Exercise details:
Pick out the lines containing "Mater".

Records shown:
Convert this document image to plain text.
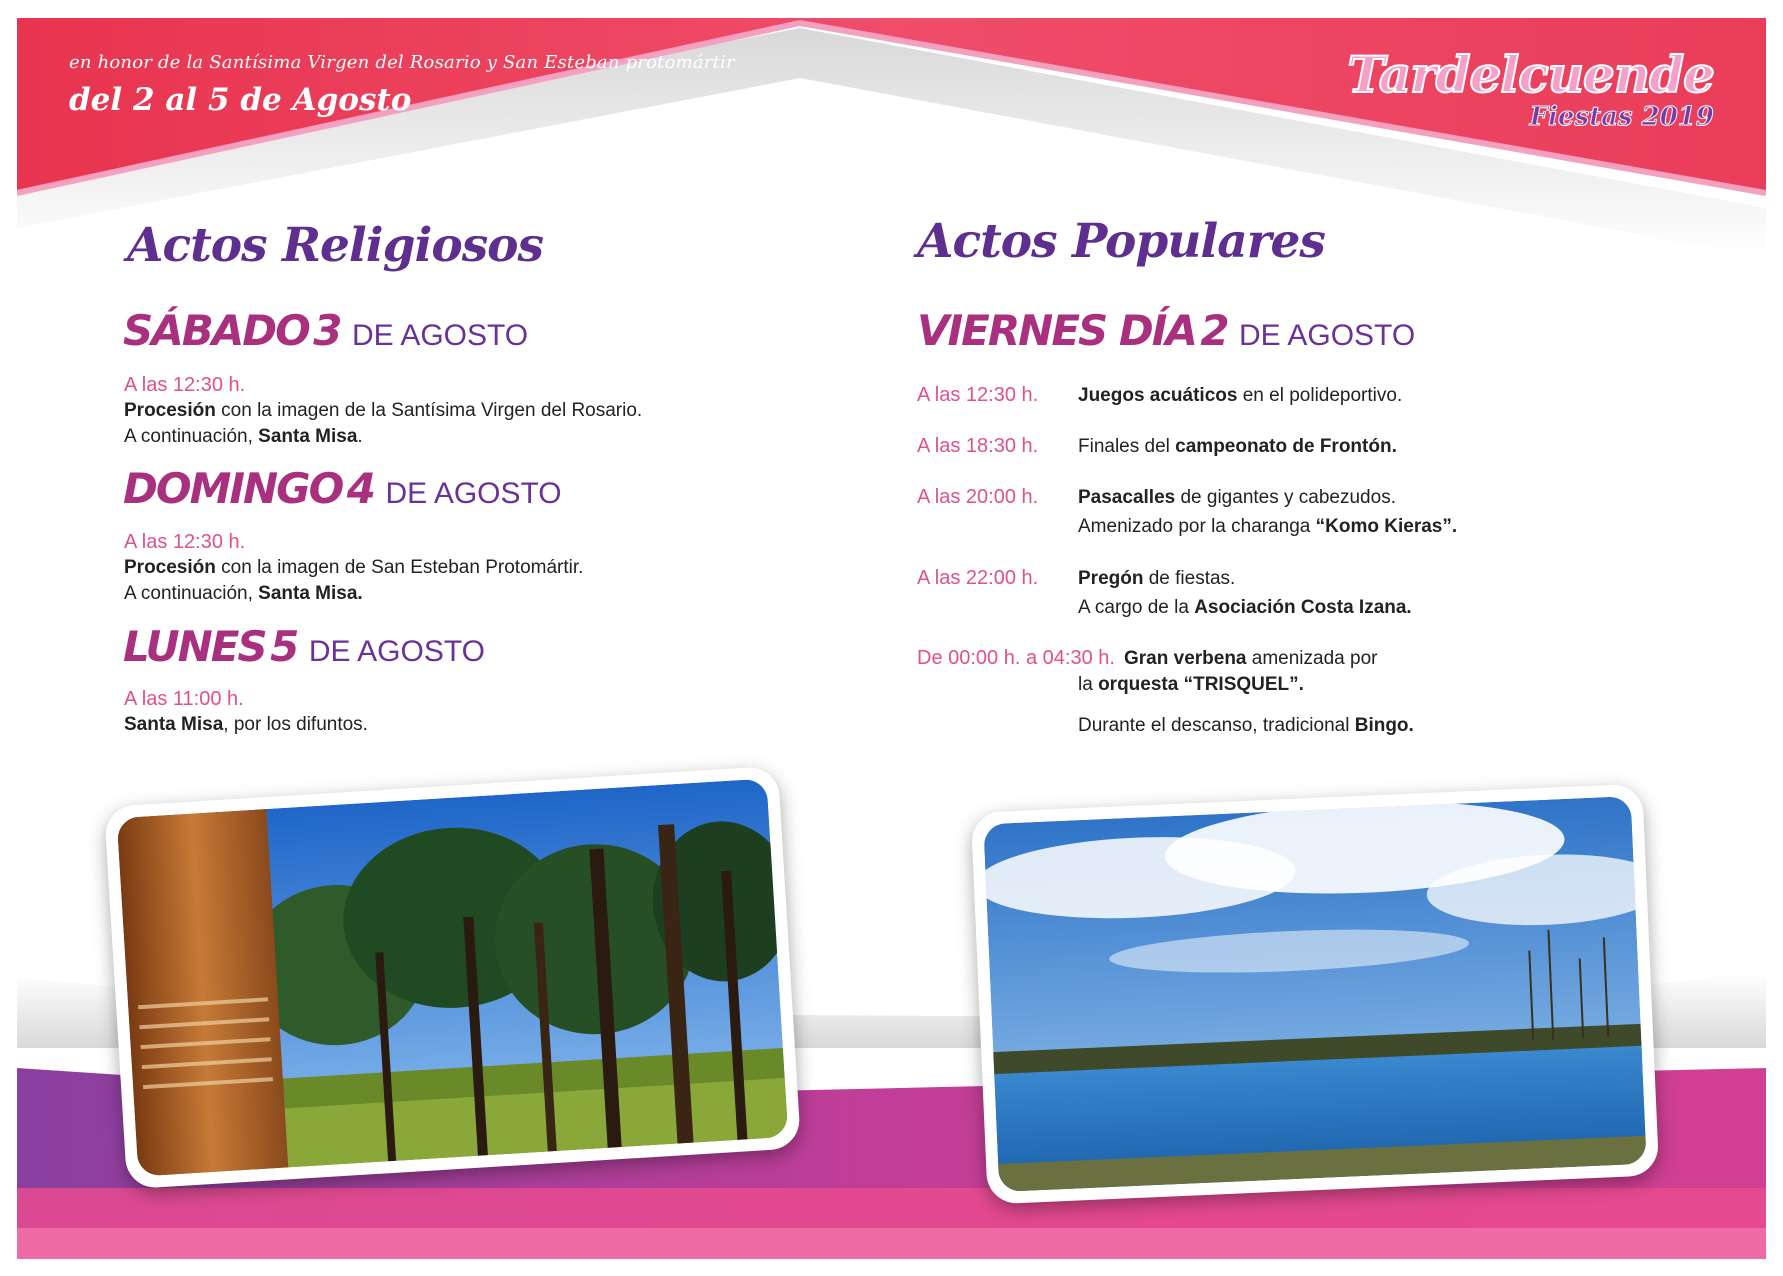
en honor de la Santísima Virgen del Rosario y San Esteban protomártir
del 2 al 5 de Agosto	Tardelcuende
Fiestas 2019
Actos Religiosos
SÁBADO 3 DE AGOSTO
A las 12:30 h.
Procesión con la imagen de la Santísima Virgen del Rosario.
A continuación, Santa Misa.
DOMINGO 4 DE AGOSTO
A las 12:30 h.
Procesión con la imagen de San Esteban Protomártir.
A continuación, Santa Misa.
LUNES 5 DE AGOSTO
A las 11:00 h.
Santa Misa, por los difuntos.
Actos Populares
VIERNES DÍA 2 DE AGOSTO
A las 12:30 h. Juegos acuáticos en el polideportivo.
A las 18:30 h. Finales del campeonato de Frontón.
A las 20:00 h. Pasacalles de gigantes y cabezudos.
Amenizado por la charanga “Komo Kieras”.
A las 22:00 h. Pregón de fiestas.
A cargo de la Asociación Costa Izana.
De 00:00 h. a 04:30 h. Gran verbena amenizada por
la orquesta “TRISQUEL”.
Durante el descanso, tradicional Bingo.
---
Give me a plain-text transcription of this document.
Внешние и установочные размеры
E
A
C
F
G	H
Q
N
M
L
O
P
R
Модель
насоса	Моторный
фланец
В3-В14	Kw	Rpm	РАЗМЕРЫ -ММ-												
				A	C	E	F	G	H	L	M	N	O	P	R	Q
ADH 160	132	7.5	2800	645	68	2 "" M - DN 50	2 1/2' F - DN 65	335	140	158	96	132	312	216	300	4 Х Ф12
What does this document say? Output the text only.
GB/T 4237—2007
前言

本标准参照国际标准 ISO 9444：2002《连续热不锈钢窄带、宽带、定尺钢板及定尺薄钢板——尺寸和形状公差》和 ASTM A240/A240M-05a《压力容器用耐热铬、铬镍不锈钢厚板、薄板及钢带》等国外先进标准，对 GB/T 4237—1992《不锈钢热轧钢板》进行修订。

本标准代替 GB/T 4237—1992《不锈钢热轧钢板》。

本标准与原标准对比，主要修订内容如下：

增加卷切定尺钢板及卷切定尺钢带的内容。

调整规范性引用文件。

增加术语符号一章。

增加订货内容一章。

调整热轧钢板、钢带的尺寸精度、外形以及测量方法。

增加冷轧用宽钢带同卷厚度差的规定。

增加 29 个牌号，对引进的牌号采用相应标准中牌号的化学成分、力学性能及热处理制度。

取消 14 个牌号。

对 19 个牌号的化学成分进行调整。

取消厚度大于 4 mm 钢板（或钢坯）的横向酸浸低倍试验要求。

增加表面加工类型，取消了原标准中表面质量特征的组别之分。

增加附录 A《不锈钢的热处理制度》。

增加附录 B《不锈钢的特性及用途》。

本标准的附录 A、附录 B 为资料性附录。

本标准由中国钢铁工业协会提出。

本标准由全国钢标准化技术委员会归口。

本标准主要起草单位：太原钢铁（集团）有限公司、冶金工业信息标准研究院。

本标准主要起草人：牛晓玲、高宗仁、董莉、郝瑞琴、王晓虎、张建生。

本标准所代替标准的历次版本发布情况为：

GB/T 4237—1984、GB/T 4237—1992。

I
* * *
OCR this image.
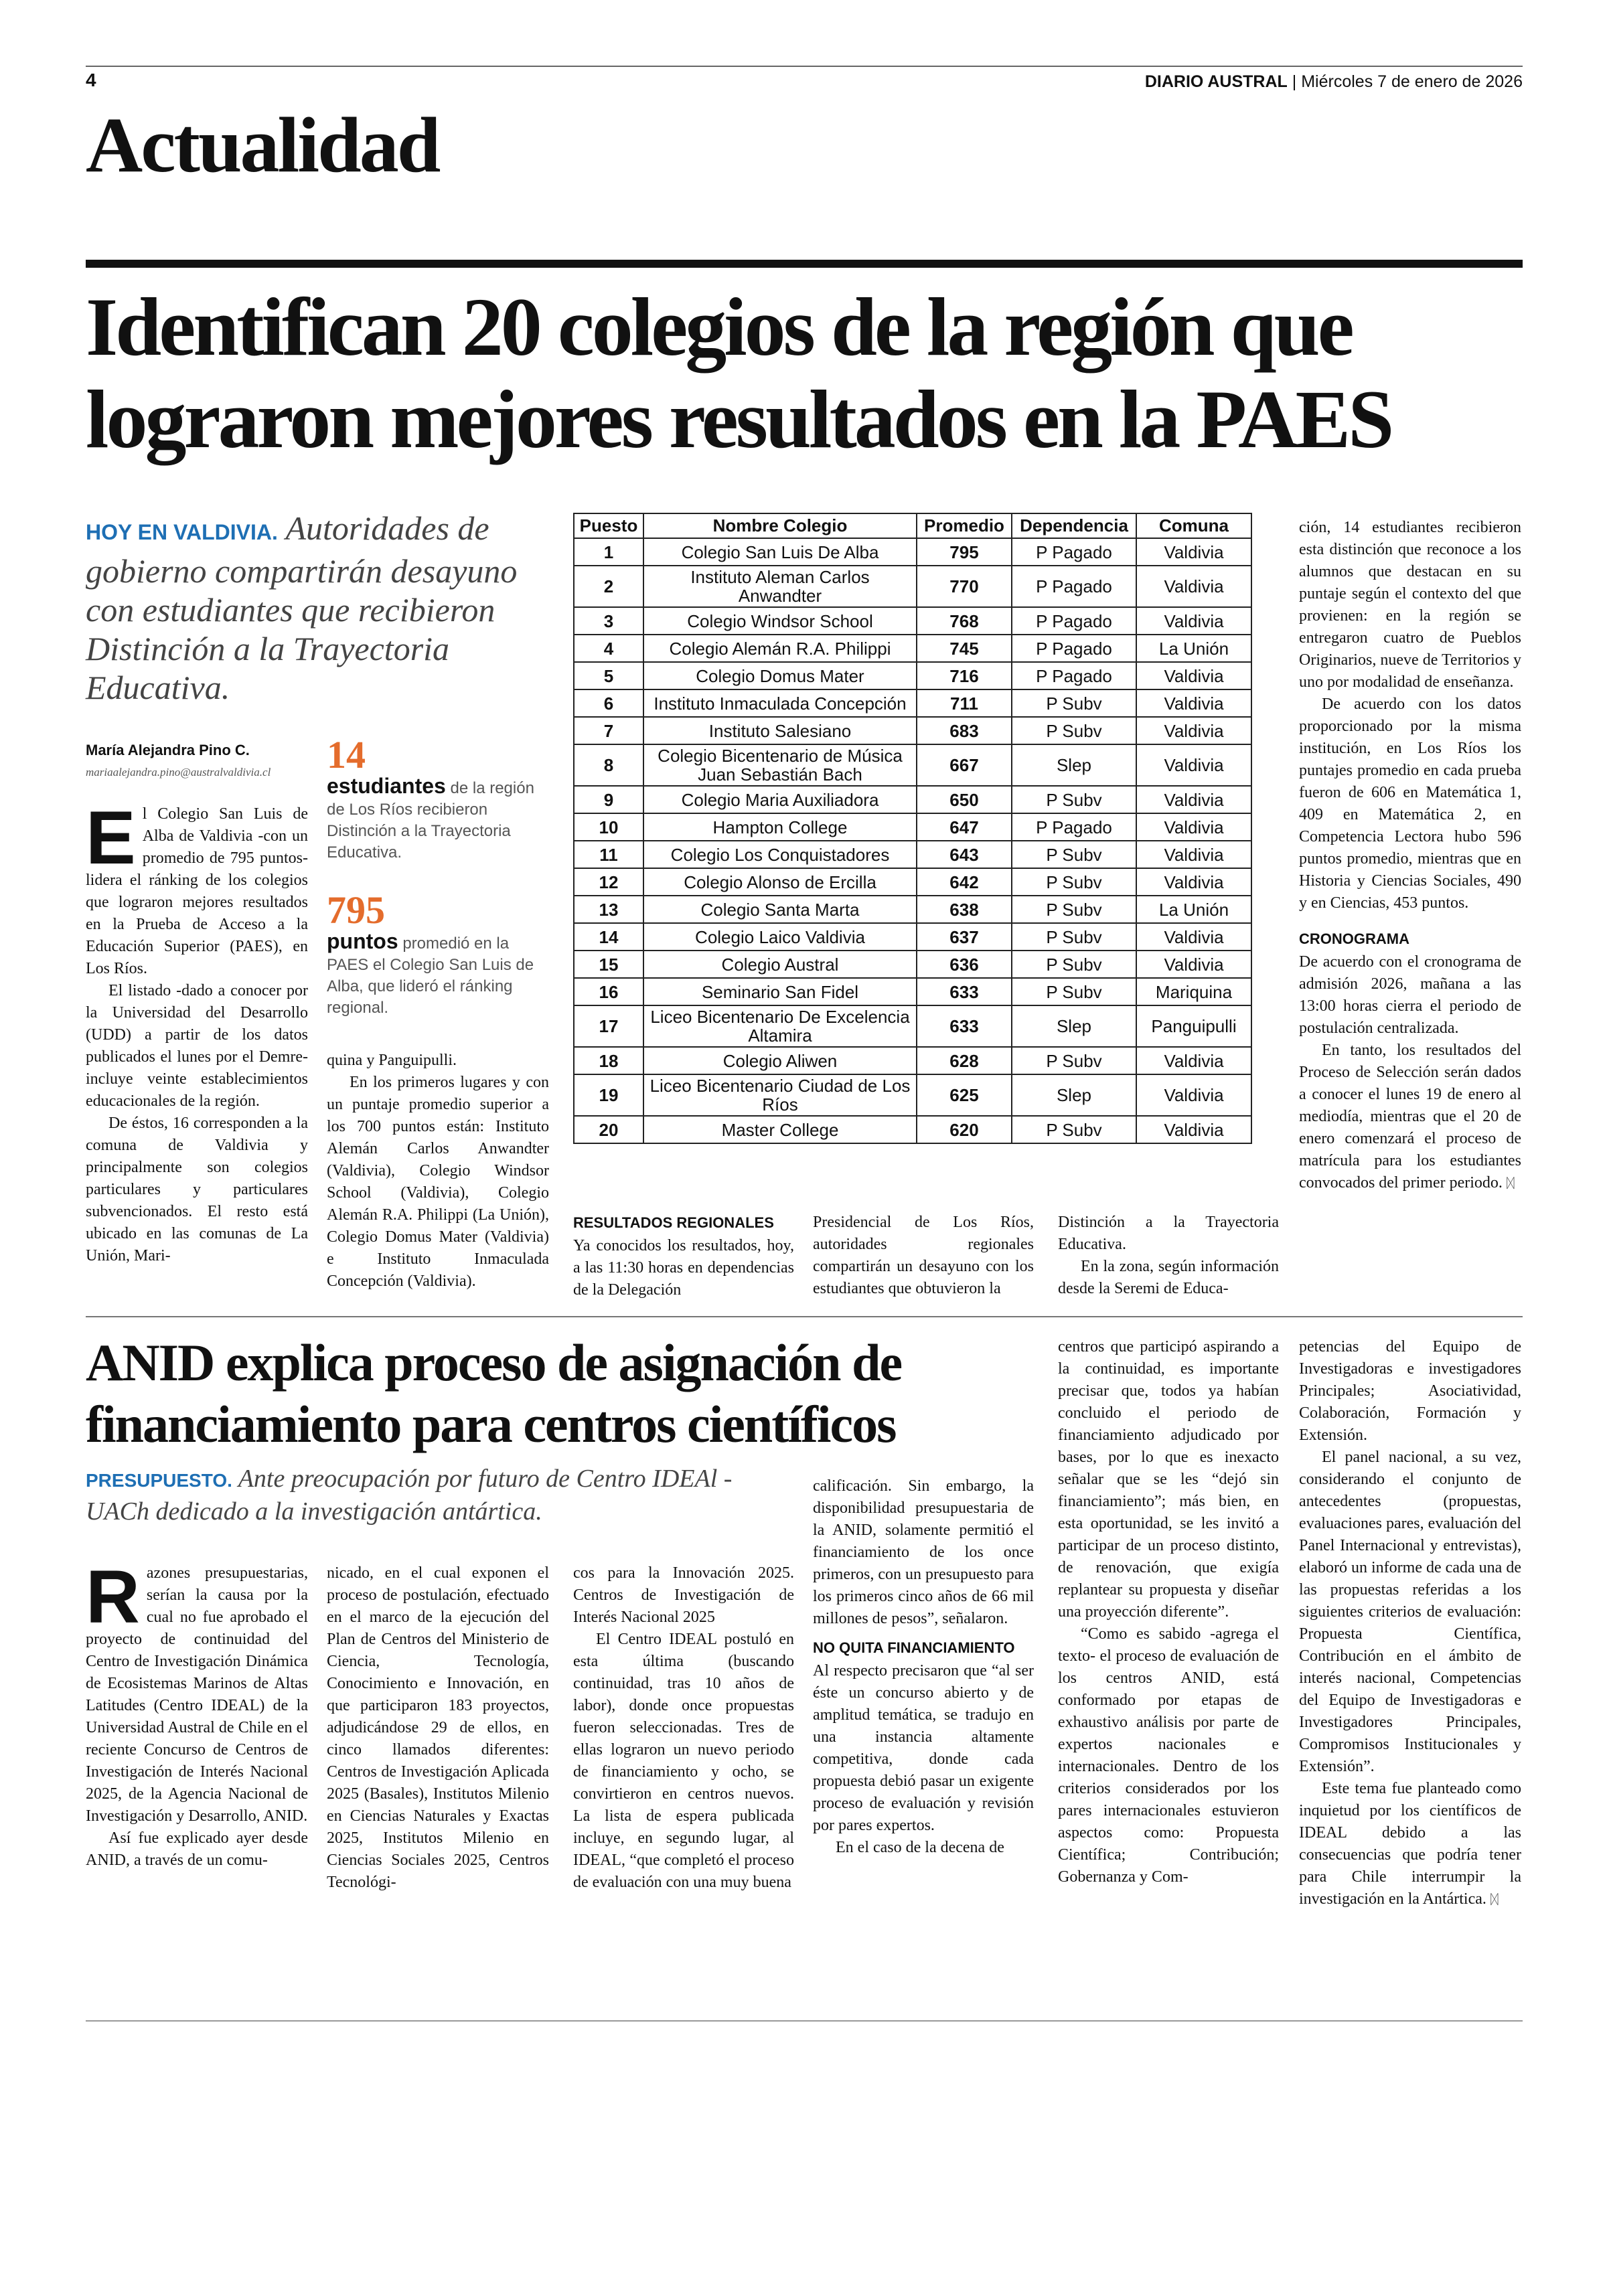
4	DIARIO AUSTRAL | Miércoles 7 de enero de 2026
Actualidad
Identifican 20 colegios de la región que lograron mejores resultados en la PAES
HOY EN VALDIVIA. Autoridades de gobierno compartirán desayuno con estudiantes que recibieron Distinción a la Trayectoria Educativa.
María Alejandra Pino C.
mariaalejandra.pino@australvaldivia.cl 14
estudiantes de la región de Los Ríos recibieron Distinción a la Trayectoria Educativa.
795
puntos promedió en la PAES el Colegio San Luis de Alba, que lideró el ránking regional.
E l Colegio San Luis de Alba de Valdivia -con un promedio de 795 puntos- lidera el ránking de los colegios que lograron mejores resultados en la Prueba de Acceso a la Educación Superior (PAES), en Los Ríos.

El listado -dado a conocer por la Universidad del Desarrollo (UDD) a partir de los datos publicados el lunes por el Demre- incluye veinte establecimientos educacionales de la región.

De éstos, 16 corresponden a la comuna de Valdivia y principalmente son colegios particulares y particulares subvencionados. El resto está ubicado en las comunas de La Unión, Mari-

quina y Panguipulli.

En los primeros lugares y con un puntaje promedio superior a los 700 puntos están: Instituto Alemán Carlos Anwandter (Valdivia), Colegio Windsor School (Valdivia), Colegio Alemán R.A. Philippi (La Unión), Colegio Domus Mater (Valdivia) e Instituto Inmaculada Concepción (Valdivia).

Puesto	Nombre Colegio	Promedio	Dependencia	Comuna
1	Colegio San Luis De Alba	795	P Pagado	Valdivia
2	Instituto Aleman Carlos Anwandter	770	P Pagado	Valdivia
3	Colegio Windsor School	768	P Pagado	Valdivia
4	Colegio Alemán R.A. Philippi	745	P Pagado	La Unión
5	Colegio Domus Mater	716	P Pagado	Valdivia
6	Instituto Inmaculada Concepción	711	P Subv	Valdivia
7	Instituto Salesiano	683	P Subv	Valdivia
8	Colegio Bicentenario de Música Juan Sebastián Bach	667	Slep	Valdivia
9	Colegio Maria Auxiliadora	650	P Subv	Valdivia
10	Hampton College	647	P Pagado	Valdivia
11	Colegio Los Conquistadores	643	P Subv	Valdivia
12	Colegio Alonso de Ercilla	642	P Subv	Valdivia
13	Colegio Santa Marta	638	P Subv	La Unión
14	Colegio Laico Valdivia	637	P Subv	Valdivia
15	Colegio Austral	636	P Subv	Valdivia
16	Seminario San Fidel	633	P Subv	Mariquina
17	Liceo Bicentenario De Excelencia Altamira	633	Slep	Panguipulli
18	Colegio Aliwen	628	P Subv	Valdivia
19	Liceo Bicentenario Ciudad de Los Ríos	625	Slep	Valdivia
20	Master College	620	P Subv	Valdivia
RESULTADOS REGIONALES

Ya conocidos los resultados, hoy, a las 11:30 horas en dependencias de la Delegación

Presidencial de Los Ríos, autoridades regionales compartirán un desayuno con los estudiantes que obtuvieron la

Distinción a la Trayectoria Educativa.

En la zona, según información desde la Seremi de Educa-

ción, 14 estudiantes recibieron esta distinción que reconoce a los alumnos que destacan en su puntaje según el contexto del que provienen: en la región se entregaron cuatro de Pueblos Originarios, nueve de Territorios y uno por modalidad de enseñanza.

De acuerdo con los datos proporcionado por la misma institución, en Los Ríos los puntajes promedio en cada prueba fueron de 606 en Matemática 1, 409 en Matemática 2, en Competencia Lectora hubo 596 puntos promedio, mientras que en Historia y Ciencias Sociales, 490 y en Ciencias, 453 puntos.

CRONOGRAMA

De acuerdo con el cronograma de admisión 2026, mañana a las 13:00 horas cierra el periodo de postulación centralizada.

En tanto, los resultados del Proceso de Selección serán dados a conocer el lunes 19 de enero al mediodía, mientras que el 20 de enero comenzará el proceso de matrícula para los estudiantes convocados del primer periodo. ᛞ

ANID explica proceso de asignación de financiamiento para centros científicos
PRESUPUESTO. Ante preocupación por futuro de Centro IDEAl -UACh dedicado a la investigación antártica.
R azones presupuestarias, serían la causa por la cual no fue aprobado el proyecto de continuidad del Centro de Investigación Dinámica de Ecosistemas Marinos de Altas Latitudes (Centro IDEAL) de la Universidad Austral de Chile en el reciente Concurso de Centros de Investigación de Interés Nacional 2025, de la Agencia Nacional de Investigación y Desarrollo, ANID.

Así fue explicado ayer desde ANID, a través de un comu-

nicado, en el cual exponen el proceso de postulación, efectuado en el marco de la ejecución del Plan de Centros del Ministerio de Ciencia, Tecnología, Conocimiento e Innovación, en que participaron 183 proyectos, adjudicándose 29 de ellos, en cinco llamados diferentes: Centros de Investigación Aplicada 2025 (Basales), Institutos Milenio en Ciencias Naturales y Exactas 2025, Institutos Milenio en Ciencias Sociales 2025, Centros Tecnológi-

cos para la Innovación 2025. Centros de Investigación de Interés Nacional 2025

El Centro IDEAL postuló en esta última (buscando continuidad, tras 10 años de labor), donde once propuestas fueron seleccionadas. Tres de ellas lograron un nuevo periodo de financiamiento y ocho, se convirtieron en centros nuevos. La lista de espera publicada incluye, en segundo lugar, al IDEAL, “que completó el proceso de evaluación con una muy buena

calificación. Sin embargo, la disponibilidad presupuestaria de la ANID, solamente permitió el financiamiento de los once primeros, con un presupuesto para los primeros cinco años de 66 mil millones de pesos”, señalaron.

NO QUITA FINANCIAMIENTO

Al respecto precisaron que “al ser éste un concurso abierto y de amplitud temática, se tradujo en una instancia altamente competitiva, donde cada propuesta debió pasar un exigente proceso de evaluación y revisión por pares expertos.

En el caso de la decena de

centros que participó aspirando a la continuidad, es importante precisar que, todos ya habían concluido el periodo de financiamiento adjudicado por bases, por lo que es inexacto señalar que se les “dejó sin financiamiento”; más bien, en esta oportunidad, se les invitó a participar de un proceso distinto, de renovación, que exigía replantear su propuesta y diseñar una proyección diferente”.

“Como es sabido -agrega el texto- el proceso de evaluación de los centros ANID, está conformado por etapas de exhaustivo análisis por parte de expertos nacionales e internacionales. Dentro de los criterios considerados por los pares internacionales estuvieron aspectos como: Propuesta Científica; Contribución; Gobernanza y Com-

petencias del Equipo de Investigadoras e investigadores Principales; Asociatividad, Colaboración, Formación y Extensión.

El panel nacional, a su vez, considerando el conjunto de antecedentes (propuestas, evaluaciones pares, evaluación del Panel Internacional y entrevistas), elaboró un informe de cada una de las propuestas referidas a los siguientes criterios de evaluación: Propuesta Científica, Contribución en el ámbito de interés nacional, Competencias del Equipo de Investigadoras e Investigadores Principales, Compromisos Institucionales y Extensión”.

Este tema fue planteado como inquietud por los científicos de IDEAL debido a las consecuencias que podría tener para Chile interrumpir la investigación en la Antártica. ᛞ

Correct output:
En los primeros lugares y con un puntaje promedio superior a los 700 puntos están: Instituto Alemán Carlos Anwandter (Valdivia), Colegio Windsor School (Valdivia), Colegio Alemán R.A. Philippi (La Unión), Colegio Domus Mater (Valdivia) e Instituto Inmaculada Concepción (Valdivia).
5	Colegio Domus Mater	716	P Pagado	Valdivia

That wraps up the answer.